**Instruction:** Lines containing "data" are to be counted. Report the count alone.

**Extracted entries:**

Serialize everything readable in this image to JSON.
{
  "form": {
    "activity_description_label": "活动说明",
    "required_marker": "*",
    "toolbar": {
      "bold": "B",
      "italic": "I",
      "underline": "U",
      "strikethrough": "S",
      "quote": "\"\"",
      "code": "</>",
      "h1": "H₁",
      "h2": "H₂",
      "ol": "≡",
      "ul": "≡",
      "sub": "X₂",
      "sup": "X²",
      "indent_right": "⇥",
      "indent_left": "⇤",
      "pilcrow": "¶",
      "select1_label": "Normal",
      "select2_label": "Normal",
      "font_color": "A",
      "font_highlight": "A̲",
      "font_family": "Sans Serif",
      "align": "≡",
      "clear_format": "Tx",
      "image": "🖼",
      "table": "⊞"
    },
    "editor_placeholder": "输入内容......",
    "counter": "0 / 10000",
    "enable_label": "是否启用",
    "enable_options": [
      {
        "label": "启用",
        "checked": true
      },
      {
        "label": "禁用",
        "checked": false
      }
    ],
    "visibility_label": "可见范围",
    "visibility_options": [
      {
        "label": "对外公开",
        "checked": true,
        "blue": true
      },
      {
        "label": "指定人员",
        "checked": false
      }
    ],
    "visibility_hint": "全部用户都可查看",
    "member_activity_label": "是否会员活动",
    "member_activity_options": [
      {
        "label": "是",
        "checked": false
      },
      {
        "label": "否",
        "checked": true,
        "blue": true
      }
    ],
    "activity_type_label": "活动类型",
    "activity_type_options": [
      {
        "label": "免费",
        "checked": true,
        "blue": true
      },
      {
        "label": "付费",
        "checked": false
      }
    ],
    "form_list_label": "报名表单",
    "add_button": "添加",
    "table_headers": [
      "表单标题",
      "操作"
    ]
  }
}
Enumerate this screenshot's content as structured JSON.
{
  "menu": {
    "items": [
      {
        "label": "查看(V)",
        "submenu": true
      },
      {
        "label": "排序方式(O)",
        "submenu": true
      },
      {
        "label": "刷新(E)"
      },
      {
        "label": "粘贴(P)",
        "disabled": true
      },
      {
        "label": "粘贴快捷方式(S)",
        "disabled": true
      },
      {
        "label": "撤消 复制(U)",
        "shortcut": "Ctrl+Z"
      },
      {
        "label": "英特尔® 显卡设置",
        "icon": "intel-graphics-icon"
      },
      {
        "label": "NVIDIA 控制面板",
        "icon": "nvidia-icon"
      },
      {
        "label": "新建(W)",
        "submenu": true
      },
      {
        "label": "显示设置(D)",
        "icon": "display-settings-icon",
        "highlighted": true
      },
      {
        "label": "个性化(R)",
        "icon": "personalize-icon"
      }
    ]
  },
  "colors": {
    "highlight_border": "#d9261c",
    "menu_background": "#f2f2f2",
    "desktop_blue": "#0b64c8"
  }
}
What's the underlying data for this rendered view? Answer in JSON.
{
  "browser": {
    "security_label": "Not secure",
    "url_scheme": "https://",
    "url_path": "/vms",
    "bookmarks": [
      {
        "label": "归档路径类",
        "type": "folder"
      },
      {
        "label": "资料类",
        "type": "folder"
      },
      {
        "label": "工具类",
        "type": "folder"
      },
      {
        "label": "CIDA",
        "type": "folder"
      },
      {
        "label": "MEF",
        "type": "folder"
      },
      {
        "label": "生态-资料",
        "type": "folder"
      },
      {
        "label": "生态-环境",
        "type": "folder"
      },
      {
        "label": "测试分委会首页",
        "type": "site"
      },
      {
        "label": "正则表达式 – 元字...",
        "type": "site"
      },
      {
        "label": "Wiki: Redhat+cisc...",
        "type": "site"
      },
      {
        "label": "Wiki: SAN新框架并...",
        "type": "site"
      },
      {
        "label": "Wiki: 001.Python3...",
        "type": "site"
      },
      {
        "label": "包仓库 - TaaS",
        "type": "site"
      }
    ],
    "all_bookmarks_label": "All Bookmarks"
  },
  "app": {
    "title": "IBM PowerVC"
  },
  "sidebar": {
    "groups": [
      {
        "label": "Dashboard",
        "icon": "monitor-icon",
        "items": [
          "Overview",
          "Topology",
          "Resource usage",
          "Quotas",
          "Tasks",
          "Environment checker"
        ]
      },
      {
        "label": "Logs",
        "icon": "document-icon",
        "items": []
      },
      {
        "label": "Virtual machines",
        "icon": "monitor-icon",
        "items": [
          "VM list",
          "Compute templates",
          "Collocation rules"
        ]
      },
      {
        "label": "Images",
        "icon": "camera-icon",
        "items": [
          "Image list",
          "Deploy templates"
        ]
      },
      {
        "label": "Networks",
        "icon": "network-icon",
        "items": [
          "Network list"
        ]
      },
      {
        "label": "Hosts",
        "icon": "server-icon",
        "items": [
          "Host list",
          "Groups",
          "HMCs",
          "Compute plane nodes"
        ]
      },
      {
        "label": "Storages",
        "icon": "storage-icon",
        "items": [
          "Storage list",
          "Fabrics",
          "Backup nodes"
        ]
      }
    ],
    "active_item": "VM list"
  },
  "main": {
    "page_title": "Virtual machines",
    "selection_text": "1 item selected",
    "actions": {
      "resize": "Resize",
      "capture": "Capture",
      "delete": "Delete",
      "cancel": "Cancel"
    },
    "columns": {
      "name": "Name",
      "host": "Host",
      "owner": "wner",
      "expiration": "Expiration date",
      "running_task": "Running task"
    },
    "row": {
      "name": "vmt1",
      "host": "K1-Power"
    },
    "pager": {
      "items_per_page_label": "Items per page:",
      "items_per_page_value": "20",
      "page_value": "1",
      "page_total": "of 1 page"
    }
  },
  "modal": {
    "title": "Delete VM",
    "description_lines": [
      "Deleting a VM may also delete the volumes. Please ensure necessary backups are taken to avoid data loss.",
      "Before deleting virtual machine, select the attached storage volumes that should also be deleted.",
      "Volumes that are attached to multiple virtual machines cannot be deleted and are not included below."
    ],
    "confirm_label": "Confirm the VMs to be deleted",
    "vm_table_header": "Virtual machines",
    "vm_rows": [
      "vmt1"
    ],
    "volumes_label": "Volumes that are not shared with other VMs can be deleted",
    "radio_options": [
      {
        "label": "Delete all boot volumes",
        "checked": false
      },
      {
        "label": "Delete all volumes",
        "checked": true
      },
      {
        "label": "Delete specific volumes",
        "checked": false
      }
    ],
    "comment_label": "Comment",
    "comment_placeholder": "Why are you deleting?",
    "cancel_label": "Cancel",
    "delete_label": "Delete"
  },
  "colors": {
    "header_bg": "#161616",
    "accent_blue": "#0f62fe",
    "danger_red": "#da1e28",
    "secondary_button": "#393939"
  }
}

**Answer to this task:** 2